*AIM*:
Output the material beneath this task exactly, images excluded.

*GIVEN ENTRIES*:
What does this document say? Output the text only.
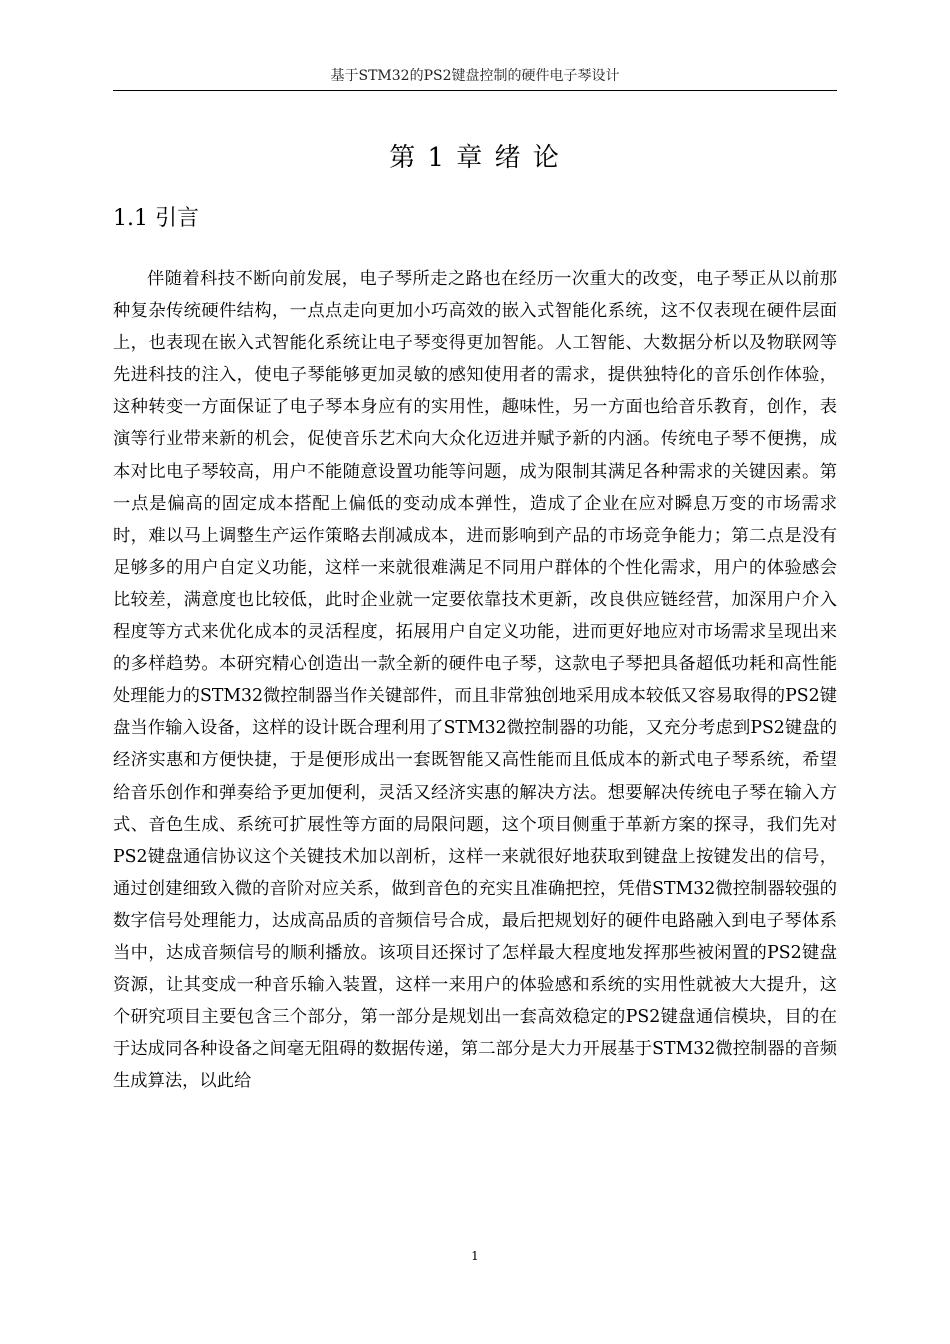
基于STM32的PS2键盘控制的硬件电子琴设计
第 1 章 绪 论
1.1 引言

伴随着科技不断向前发展，电子琴所走之路也在经历一次重大的改变，电子琴正从以前那种复杂传统硬件结构，一点点走向更加小巧高效的嵌入式智能化系统，这不仅表现在硬件层面上，也表现在嵌入式智能化系统让电子琴变得更加智能。人工智能、大数据分析以及物联网等先进科技的注入，使电子琴能够更加灵敏的感知使用者的需求，提供独特化的音乐创作体验，这种转变一方面保证了电子琴本身应有的实用性，趣味性，另一方面也给音乐教育，创作，表演等行业带来新的机会，促使音乐艺术向大众化迈进并赋予新的内涵。传统电子琴不便携，成本对比电子琴较高，用户不能随意设置功能等问题，成为限制其满足各种需求的关键因素。第一点是偏高的固定成本搭配上偏低的变动成本弹性，造成了企业在应对瞬息万变的市场需求时，难以马上调整生产运作策略去削减成本，进而影响到产品的市场竞争能力；第二点是没有足够多的用户自定义功能，这样一来就很难满足不同用户群体的个性化需求，用户的体验感会比较差，满意度也比较低，此时企业就一定要依靠技术更新，改良供应链经营，加深用户介入程度等方式来优化成本的灵活程度，拓展用户自定义功能，进而更好地应对市场需求呈现出来的多样趋势。本研究精心创造出一款全新的硬件电子琴，这款电子琴把具备超低功耗和高性能处理能力的STM32微控制器当作关键部件，而且非常独创地采用成本较低又容易取得的PS2键盘当作输入设备，这样的设计既合理利用了STM32微控制器的功能，又充分考虑到PS2键盘的经济实惠和方便快捷，于是便形成出一套既智能又高性能而且低成本的新式电子琴系统，希望给音乐创作和弹奏给予更加便利，灵活又经济实惠的解决方法。想要解决传统电子琴在输入方式、音色生成、系统可扩展性等方面的局限问题，这个项目侧重于革新方案的探寻，我们先对PS2键盘通信协议这个关键技术加以剖析，这样一来就很好地获取到键盘上按键发出的信号，通过创建细致入微的音阶对应关系，做到音色的充实且准确把控，凭借STM32微控制器较强的数字信号处理能力，达成高品质的音频信号合成，最后把规划好的硬件电路融入到电子琴体系当中，达成音频信号的顺利播放。该项目还探讨了怎样最大程度地发挥那些被闲置的PS2键盘资源，让其变成一种音乐输入装置，这样一来用户的体验感和系统的实用性就被大大提升，这个研究项目主要包含三个部分，第一部分是规划出一套高效稳定的PS2键盘通信模块，目的在于达成同各种设备之间毫无阻碍的数据传递，第二部分是大力开展基于STM32微控制器的音频生成算法，以此给

1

*EXERCISE SOLUTION*:
What does this document say? Output the text only.
基于STM32的PS2键盘控制的硬件电子琴设计
第 1 章 绪 论
1.1 引言

伴随着科技不断向前发展，电子琴所走之路也在经历一次重大的改变，电子琴正从以前那种复杂传统硬件结构，一点点走向更加小巧高效的嵌入式智能化系统，这不仅表现在硬件层面上，也表现在嵌入式智能化系统让电子琴变得更加智能。人工智能、大数据分析以及物联网等先进科技的注入，使电子琴能够更加灵敏的感知使用者的需求，提供独特化的音乐创作体验，这种转变一方面保证了电子琴本身应有的实用性，趣味性，另一方面也给音乐教育，创作，表演等行业带来新的机会，促使音乐艺术向大众化迈进并赋予新的内涵。传统电子琴不便携，成本对比电子琴较高，用户不能随意设置功能等问题，成为限制其满足各种需求的关键因素。第一点是偏高的固定成本搭配上偏低的变动成本弹性，造成了企业在应对瞬息万变的市场需求时，难以马上调整生产运作策略去削减成本，进而影响到产品的市场竞争能力；第二点是没有足够多的用户自定义功能，这样一来就很难满足不同用户群体的个性化需求，用户的体验感会比较差，满意度也比较低，此时企业就一定要依靠技术更新，改良供应链经营，加深用户介入程度等方式来优化成本的灵活程度，拓展用户自定义功能，进而更好地应对市场需求呈现出来的多样趋势。本研究精心创造出一款全新的硬件电子琴，这款电子琴把具备超低功耗和高性能处理能力的STM32微控制器当作关键部件，而且非常独创地采用成本较低又容易取得的PS2键盘当作输入设备，这样的设计既合理利用了STM32微控制器的功能，又充分考虑到PS2键盘的经济实惠和方便快捷，于是便形成出一套既智能又高性能而且低成本的新式电子琴系统，希望给音乐创作和弹奏给予更加便利，灵活又经济实惠的解决方法。想要解决传统电子琴在输入方式、音色生成、系统可扩展性等方面的局限问题，这个项目侧重于革新方案的探寻，我们先对PS2键盘通信协议这个关键技术加以剖析，这样一来就很好地获取到键盘上按键发出的信号，通过创建细致入微的音阶对应关系，做到音色的充实且准确把控，凭借STM32微控制器较强的数字信号处理能力，达成高品质的音频信号合成，最后把规划好的硬件电路融入到电子琴体系当中，达成音频信号的顺利播放。该项目还探讨了怎样最大程度地发挥那些被闲置的PS2键盘资源，让其变成一种音乐输入装置，这样一来用户的体验感和系统的实用性就被大大提升，这个研究项目主要包含三个部分，第一部分是规划出一套高效稳定的PS2键盘通信模块，目的在于达成同各种设备之间毫无阻碍的数据传递，第二部分是大力开展基于STM32微控制器的音频生成算法，以此给

1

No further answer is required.